EXCERPTED DATA -
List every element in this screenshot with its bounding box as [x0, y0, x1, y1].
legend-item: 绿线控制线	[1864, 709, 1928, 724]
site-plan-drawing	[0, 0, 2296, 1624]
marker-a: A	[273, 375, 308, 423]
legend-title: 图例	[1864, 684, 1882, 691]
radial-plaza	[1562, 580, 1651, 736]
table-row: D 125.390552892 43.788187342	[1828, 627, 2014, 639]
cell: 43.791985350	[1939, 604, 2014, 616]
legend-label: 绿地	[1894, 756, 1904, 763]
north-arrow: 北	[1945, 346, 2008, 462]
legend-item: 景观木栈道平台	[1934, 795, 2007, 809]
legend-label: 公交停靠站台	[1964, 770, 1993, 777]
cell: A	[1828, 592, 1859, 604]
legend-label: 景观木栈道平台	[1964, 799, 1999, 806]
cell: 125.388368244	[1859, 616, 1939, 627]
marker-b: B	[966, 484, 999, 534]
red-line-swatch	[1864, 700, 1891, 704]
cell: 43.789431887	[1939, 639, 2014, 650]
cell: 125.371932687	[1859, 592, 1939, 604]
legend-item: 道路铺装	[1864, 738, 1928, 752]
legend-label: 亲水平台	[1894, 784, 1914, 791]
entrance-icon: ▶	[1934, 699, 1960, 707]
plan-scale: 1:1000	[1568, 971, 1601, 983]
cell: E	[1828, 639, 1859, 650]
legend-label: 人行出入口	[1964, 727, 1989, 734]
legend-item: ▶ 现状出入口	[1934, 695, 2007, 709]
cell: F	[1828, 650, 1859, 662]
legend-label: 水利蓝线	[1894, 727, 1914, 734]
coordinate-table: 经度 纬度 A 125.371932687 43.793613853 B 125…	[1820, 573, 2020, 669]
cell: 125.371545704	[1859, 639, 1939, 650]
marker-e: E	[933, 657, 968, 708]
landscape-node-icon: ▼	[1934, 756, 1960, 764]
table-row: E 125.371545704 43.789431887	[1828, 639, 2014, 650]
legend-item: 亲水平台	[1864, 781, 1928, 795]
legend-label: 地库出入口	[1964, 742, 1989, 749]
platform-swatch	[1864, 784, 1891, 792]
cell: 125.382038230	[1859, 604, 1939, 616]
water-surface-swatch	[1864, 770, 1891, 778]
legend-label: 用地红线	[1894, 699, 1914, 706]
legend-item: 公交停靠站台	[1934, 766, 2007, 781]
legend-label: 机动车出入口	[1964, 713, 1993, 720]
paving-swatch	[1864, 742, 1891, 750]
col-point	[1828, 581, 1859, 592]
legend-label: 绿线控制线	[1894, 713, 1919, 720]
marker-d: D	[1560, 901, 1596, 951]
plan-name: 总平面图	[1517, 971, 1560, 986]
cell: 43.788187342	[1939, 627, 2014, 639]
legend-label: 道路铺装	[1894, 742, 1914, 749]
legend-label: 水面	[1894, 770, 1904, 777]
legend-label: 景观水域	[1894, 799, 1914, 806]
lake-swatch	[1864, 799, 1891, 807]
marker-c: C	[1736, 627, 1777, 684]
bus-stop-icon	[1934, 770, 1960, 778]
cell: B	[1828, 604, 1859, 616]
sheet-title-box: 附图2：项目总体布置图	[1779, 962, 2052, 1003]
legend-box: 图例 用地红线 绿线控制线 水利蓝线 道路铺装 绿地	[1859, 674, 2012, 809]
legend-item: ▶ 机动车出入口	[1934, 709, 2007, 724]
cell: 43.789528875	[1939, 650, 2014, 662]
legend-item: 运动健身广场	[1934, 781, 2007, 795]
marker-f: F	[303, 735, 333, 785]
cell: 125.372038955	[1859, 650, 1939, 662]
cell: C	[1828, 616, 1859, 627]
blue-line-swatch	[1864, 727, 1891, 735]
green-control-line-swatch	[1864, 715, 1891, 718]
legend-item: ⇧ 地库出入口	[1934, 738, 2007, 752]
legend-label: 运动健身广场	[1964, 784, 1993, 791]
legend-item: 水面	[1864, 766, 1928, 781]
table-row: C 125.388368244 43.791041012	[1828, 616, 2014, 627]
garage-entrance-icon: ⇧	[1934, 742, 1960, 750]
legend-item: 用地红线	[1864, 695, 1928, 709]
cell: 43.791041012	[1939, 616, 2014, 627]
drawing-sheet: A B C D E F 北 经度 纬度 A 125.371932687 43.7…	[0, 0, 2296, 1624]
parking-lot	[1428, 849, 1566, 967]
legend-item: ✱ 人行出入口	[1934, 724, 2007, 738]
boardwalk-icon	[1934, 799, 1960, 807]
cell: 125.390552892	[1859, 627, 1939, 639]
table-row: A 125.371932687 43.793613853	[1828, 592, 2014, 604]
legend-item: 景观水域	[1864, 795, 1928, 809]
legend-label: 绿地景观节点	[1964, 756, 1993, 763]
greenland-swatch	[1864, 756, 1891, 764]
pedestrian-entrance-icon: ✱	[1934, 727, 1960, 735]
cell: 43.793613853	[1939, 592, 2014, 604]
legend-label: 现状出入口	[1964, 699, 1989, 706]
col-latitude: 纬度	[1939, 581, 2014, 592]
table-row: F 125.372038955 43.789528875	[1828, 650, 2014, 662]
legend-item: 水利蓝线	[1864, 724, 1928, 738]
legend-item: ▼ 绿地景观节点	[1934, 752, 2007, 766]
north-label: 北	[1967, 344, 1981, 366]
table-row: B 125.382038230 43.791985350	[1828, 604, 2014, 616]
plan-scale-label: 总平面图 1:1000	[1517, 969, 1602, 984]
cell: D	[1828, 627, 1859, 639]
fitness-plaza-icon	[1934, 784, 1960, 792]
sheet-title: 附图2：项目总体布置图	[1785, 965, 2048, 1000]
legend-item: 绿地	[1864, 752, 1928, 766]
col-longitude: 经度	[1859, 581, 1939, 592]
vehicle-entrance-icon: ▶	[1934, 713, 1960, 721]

REQUIRED WORK - Can you output every line of the records above verbatim, with nothing altered?

ANSWER TO THIS EXERCISE -
List every element in this screenshot with its bounding box as [x0, y0, x1, y1].
legend-item: 绿线控制线	[1864, 709, 1928, 724]
site-plan-drawing	[0, 0, 2296, 1624]
marker-a: A	[273, 375, 308, 423]
legend-title: 图例	[1864, 684, 1882, 691]
radial-plaza	[1562, 580, 1651, 736]
table-row: D 125.390552892 43.788187342	[1828, 627, 2014, 639]
cell: 43.791985350	[1939, 604, 2014, 616]
legend-label: 绿地	[1894, 756, 1904, 763]
north-arrow: 北	[1945, 346, 2008, 462]
legend-item: 景观木栈道平台	[1934, 795, 2007, 809]
legend-label: 公交停靠站台	[1964, 770, 1993, 777]
cell: A	[1828, 592, 1859, 604]
legend-label: 景观木栈道平台	[1964, 799, 1999, 806]
cell: 125.388368244	[1859, 616, 1939, 627]
marker-b: B	[966, 484, 999, 534]
red-line-swatch	[1864, 700, 1891, 704]
cell: 43.789431887	[1939, 639, 2014, 650]
cell: 125.371932687	[1859, 592, 1939, 604]
legend-item: 道路铺装	[1864, 738, 1928, 752]
legend-label: 亲水平台	[1894, 784, 1914, 791]
entrance-icon: ▶	[1934, 699, 1960, 707]
plan-scale: 1:1000	[1568, 971, 1601, 983]
cell: E	[1828, 639, 1859, 650]
legend-label: 人行出入口	[1964, 727, 1989, 734]
legend-item: ▶ 现状出入口	[1934, 695, 2007, 709]
cell: F	[1828, 650, 1859, 662]
legend-label: 水利蓝线	[1894, 727, 1914, 734]
coordinate-table: 经度 纬度 A 125.371932687 43.793613853 B 125…	[1820, 573, 2020, 669]
cell: 125.371545704	[1859, 639, 1939, 650]
marker-e: E	[933, 657, 968, 708]
landscape-node-icon: ▼	[1934, 756, 1960, 764]
table-row: E 125.371545704 43.789431887	[1828, 639, 2014, 650]
legend-item: 亲水平台	[1864, 781, 1928, 795]
legend-label: 地库出入口	[1964, 742, 1989, 749]
platform-swatch	[1864, 784, 1891, 792]
cell: 125.382038230	[1859, 604, 1939, 616]
water-surface-swatch	[1864, 770, 1891, 778]
legend-label: 用地红线	[1894, 699, 1914, 706]
legend-item: 公交停靠站台	[1934, 766, 2007, 781]
legend-label: 机动车出入口	[1964, 713, 1993, 720]
paving-swatch	[1864, 742, 1891, 750]
col-point	[1828, 581, 1859, 592]
legend-label: 绿线控制线	[1894, 713, 1919, 720]
marker-d: D	[1560, 901, 1596, 951]
plan-name: 总平面图	[1517, 971, 1560, 986]
cell: 43.788187342	[1939, 627, 2014, 639]
legend-label: 道路铺装	[1894, 742, 1914, 749]
legend-label: 水面	[1894, 770, 1904, 777]
legend-label: 景观水域	[1894, 799, 1914, 806]
lake-swatch	[1864, 799, 1891, 807]
marker-c: C	[1736, 627, 1777, 684]
bus-stop-icon	[1934, 770, 1960, 778]
cell: B	[1828, 604, 1859, 616]
sheet-title-box: 附图2：项目总体布置图	[1779, 962, 2052, 1003]
legend-box: 图例 用地红线 绿线控制线 水利蓝线 道路铺装 绿地	[1859, 674, 2012, 809]
legend-item: ▶ 机动车出入口	[1934, 709, 2007, 724]
cell: 43.789528875	[1939, 650, 2014, 662]
legend-item: 运动健身广场	[1934, 781, 2007, 795]
marker-f: F	[303, 735, 333, 785]
cell: 125.372038955	[1859, 650, 1939, 662]
cell: C	[1828, 616, 1859, 627]
blue-line-swatch	[1864, 727, 1891, 735]
green-control-line-swatch	[1864, 715, 1891, 718]
legend-item: ⇧ 地库出入口	[1934, 738, 2007, 752]
legend-label: 运动健身广场	[1964, 784, 1993, 791]
legend-item: 水面	[1864, 766, 1928, 781]
table-row: C 125.388368244 43.791041012	[1828, 616, 2014, 627]
garage-entrance-icon: ⇧	[1934, 742, 1960, 750]
legend-item: 用地红线	[1864, 695, 1928, 709]
cell: 43.791041012	[1939, 616, 2014, 627]
drawing-sheet: A B C D E F 北 经度 纬度 A 125.371932687 43.7…	[0, 0, 2296, 1624]
parking-lot	[1428, 849, 1566, 967]
legend-item: ✱ 人行出入口	[1934, 724, 2007, 738]
boardwalk-icon	[1934, 799, 1960, 807]
cell: 125.390552892	[1859, 627, 1939, 639]
table-row: A 125.371932687 43.793613853	[1828, 592, 2014, 604]
legend-item: 景观水域	[1864, 795, 1928, 809]
legend-label: 绿地景观节点	[1964, 756, 1993, 763]
greenland-swatch	[1864, 756, 1891, 764]
pedestrian-entrance-icon: ✱	[1934, 727, 1960, 735]
cell: 43.793613853	[1939, 592, 2014, 604]
legend-label: 现状出入口	[1964, 699, 1989, 706]
col-latitude: 纬度	[1939, 581, 2014, 592]
table-row: F 125.372038955 43.789528875	[1828, 650, 2014, 662]
legend-item: 水利蓝线	[1864, 724, 1928, 738]
legend-item: ▼ 绿地景观节点	[1934, 752, 2007, 766]
north-label: 北	[1967, 344, 1981, 366]
table-row: B 125.382038230 43.791985350	[1828, 604, 2014, 616]
plan-scale-label: 总平面图 1:1000	[1517, 969, 1602, 984]
cell: D	[1828, 627, 1859, 639]
fitness-plaza-icon	[1934, 784, 1960, 792]
sheet-title: 附图2：项目总体布置图	[1785, 965, 2048, 1000]
legend-item: 绿地	[1864, 752, 1928, 766]
col-longitude: 经度	[1859, 581, 1939, 592]
vehicle-entrance-icon: ▶	[1934, 713, 1960, 721]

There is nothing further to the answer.